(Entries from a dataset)

—————

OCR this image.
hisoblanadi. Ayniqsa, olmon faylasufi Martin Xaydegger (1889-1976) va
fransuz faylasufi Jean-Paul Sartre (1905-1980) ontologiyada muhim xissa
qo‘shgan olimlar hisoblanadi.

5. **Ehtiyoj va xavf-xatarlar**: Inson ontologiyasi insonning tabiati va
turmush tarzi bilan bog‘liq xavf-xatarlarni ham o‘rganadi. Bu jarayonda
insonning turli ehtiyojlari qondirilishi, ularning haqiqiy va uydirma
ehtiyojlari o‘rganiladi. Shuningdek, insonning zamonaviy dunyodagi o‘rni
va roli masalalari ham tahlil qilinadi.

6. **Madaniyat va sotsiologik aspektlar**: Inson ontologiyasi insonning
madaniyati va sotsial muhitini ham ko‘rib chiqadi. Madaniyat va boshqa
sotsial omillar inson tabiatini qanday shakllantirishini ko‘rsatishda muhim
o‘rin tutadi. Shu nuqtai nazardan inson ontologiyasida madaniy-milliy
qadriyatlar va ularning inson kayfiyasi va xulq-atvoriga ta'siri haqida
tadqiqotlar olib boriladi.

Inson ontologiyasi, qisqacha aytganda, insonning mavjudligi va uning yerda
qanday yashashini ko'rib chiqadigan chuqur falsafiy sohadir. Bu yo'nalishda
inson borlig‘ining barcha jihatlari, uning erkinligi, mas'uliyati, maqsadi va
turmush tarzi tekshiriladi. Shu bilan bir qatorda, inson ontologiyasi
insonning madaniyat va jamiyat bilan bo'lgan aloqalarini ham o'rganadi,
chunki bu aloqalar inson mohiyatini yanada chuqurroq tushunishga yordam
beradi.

—————

> Goal: Quote the entire listing above exactly.

> Expected output:
OCR this image.
hisoblanadi. Ayniqsa, olmon faylasufi Martin Xaydegger (1889-1976) va
fransuz faylasufi Jean-Paul Sartre (1905-1980) ontologiyada muhim xissa
qo‘shgan olimlar hisoblanadi.

5. **Ehtiyoj va xavf-xatarlar**: Inson ontologiyasi insonning tabiati va
turmush tarzi bilan bog‘liq xavf-xatarlarni ham o‘rganadi. Bu jarayonda
insonning turli ehtiyojlari qondirilishi, ularning haqiqiy va uydirma
ehtiyojlari o‘rganiladi. Shuningdek, insonning zamonaviy dunyodagi o‘rni
va roli masalalari ham tahlil qilinadi.

6. **Madaniyat va sotsiologik aspektlar**: Inson ontologiyasi insonning
madaniyati va sotsial muhitini ham ko‘rib chiqadi. Madaniyat va boshqa
sotsial omillar inson tabiatini qanday shakllantirishini ko‘rsatishda muhim
o‘rin tutadi. Shu nuqtai nazardan inson ontologiyasida madaniy-milliy
qadriyatlar va ularning inson kayfiyasi va xulq-atvoriga ta'siri haqida
tadqiqotlar olib boriladi.

Inson ontologiyasi, qisqacha aytganda, insonning mavjudligi va uning yerda
qanday yashashini ko'rib chiqadigan chuqur falsafiy sohadir. Bu yo'nalishda
inson borlig‘ining barcha jihatlari, uning erkinligi, mas'uliyati, maqsadi va
turmush tarzi tekshiriladi. Shu bilan bir qatorda, inson ontologiyasi
insonning madaniyat va jamiyat bilan bo'lgan aloqalarini ham o'rganadi,
chunki bu aloqalar inson mohiyatini yanada chuqurroq tushunishga yordam
beradi.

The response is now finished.